→ Instructions to follow
Reproduce the entries below word for word, starting with the first line and ending with the line that contains "bar-kp-5 <box>336 527 377 546</box>", including that line.

→ Extracted material

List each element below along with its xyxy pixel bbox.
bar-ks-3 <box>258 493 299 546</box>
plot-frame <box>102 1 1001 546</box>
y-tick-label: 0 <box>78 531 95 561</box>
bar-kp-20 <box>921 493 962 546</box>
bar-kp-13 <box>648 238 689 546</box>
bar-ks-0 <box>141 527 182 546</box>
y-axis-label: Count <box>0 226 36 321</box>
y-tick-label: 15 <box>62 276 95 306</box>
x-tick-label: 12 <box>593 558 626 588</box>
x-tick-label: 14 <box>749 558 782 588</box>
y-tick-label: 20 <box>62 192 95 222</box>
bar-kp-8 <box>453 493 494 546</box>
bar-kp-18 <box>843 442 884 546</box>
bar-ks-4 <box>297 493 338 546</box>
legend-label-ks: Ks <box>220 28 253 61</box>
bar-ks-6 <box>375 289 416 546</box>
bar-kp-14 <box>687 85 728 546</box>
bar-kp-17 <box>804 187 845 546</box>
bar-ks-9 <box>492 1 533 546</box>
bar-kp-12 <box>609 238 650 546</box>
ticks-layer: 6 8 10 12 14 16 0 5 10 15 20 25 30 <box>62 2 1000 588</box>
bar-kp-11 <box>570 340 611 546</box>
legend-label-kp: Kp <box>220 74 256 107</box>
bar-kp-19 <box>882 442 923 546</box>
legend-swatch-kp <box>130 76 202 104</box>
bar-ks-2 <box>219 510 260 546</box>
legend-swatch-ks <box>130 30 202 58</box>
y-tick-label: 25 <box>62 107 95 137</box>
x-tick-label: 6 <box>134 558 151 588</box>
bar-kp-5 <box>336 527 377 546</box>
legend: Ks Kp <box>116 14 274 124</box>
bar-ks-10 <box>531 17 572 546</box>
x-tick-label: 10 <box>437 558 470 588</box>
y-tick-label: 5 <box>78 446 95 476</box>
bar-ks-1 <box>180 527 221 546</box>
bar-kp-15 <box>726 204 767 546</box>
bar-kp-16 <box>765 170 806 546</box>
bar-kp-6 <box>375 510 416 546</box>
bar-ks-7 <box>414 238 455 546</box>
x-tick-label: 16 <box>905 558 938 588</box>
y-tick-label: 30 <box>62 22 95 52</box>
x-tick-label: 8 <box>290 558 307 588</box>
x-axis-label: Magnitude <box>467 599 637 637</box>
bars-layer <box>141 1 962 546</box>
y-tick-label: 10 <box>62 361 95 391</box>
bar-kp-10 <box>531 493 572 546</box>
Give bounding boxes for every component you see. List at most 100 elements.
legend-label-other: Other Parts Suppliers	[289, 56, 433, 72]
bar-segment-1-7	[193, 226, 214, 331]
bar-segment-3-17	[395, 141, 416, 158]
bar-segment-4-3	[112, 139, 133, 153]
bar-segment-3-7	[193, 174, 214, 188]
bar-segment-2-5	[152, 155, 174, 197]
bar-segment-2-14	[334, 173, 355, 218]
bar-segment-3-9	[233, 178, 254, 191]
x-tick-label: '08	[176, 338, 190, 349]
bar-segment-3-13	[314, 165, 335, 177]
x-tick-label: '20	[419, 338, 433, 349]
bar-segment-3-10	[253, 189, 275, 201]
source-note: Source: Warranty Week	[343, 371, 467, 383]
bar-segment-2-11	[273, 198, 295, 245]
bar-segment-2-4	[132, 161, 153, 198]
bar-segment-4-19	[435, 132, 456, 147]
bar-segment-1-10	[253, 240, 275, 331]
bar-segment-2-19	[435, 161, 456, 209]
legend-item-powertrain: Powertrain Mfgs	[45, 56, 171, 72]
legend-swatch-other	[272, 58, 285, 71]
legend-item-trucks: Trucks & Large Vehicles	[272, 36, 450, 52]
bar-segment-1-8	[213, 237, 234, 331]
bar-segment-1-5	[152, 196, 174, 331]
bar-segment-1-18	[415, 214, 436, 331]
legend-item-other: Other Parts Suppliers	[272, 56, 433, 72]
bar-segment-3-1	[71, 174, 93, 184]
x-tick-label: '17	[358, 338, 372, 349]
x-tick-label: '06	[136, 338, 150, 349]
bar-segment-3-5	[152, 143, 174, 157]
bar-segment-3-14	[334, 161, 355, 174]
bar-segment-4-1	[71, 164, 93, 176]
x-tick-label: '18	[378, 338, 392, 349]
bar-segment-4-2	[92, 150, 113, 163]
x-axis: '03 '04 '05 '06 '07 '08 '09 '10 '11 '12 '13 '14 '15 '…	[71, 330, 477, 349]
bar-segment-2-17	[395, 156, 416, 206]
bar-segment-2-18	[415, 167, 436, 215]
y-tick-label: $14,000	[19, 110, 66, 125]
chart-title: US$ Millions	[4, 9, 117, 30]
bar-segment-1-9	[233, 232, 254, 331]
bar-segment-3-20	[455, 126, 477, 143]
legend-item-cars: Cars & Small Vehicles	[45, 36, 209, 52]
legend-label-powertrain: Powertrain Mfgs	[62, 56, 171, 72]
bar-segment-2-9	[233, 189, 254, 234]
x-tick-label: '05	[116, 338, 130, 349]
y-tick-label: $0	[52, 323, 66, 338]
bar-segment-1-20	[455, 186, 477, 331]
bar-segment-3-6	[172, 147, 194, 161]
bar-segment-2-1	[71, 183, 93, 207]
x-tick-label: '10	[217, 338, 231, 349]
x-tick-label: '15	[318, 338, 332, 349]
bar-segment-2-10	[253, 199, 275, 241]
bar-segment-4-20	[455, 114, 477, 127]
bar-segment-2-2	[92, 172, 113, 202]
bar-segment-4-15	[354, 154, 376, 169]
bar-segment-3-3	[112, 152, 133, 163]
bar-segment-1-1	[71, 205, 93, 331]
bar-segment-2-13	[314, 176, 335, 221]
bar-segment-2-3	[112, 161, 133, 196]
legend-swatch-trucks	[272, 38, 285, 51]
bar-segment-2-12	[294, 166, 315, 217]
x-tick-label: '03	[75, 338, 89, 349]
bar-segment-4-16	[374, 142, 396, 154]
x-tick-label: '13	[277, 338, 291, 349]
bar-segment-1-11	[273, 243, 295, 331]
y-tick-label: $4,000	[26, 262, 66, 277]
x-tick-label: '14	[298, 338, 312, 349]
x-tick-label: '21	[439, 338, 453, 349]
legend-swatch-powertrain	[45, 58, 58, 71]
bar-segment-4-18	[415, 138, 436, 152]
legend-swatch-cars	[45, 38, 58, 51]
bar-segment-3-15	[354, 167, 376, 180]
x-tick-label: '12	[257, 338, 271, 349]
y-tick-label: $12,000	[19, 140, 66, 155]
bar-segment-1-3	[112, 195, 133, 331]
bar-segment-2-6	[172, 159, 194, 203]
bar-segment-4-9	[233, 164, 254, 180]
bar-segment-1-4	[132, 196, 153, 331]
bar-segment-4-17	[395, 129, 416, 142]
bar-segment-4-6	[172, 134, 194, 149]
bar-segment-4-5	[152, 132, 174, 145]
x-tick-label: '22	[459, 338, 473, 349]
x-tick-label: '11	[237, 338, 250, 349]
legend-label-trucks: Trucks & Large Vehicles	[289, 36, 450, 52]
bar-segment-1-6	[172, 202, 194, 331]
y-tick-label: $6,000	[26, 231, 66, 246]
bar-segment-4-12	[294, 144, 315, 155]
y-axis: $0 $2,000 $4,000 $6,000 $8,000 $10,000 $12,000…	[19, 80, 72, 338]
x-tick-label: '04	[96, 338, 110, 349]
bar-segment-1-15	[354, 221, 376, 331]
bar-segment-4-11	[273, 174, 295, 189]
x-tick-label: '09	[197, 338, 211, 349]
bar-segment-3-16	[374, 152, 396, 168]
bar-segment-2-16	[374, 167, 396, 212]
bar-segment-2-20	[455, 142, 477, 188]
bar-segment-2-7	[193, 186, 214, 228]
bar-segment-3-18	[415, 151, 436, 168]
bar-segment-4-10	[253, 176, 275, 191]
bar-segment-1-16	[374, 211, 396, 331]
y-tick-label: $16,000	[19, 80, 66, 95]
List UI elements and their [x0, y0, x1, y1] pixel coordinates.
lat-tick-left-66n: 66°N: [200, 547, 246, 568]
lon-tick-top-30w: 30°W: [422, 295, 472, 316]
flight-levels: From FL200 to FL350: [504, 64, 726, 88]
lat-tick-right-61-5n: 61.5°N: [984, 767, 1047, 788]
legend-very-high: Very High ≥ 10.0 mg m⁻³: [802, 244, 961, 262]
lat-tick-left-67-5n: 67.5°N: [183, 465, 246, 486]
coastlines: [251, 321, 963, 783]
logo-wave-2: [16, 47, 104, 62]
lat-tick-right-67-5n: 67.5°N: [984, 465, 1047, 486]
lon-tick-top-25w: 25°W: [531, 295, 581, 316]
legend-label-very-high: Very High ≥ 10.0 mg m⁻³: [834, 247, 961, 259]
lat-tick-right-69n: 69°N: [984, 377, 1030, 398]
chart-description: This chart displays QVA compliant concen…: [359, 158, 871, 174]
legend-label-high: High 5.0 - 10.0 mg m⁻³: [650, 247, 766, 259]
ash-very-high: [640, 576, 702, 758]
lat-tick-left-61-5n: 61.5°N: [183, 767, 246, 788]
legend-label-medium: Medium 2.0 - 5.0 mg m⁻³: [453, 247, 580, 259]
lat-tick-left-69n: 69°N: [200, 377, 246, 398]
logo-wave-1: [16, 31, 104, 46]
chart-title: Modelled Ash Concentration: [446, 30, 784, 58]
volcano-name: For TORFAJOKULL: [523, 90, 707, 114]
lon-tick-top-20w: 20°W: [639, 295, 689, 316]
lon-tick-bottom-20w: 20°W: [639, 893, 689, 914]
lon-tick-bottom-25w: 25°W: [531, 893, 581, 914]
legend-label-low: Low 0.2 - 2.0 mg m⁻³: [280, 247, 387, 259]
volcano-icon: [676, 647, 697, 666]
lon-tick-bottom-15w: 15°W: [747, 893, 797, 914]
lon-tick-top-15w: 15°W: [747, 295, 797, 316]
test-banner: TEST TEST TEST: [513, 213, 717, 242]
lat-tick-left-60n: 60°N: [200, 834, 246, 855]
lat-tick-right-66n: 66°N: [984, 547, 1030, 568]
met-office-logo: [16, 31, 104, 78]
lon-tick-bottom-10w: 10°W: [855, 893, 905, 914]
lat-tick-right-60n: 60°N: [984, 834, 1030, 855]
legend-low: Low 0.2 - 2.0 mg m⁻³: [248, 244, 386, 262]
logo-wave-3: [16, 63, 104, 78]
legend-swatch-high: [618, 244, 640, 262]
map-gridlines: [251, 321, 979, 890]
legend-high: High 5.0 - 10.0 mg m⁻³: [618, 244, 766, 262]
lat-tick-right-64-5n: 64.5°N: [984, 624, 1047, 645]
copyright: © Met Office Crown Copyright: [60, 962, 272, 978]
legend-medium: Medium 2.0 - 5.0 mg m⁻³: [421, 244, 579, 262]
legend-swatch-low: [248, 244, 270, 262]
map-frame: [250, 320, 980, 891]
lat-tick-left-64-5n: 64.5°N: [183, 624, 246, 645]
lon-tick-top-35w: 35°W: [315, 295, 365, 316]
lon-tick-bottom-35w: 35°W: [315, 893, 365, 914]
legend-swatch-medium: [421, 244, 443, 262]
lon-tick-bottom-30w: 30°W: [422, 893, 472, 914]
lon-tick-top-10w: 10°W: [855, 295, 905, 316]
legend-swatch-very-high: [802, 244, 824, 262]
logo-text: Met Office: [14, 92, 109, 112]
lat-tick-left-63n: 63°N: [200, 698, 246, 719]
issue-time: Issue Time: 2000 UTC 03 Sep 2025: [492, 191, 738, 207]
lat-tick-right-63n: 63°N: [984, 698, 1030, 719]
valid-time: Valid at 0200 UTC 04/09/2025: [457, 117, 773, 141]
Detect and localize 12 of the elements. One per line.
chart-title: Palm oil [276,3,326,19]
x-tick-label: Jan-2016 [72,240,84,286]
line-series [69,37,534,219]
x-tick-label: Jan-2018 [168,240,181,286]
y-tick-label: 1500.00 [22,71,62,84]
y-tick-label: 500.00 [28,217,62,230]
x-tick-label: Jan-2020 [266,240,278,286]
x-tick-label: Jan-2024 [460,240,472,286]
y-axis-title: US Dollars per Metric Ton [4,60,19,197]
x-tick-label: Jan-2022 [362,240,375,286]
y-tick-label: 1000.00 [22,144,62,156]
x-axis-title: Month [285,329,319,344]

→ Response to the task
List each element below along with its xyxy pixel bbox.
bar-ks-3 <box>258 493 299 546</box>
plot-frame <box>102 1 1001 546</box>
y-tick-label: 0 <box>78 531 95 561</box>
bar-kp-20 <box>921 493 962 546</box>
bar-kp-13 <box>648 238 689 546</box>
bar-ks-0 <box>141 527 182 546</box>
y-axis-label: Count <box>0 226 36 321</box>
y-tick-label: 15 <box>62 276 95 306</box>
x-tick-label: 12 <box>593 558 626 588</box>
x-tick-label: 14 <box>749 558 782 588</box>
y-tick-label: 20 <box>62 192 95 222</box>
bar-kp-8 <box>453 493 494 546</box>
bar-kp-18 <box>843 442 884 546</box>
bar-ks-4 <box>297 493 338 546</box>
legend-label-ks: Ks <box>220 28 253 61</box>
bar-ks-6 <box>375 289 416 546</box>
bar-kp-14 <box>687 85 728 546</box>
bar-kp-17 <box>804 187 845 546</box>
bar-ks-9 <box>492 1 533 546</box>
bar-kp-12 <box>609 238 650 546</box>
ticks-layer: 6 8 10 12 14 16 0 5 10 15 20 25 30 <box>62 2 1000 588</box>
bar-kp-11 <box>570 340 611 546</box>
legend-label-kp: Kp <box>220 74 256 107</box>
bar-kp-19 <box>882 442 923 546</box>
legend-swatch-kp <box>130 76 202 104</box>
bar-ks-2 <box>219 510 260 546</box>
legend-swatch-ks <box>130 30 202 58</box>
y-tick-label: 25 <box>62 107 95 137</box>
x-tick-label: 6 <box>134 558 151 588</box>
bar-kp-5 <box>336 527 377 546</box>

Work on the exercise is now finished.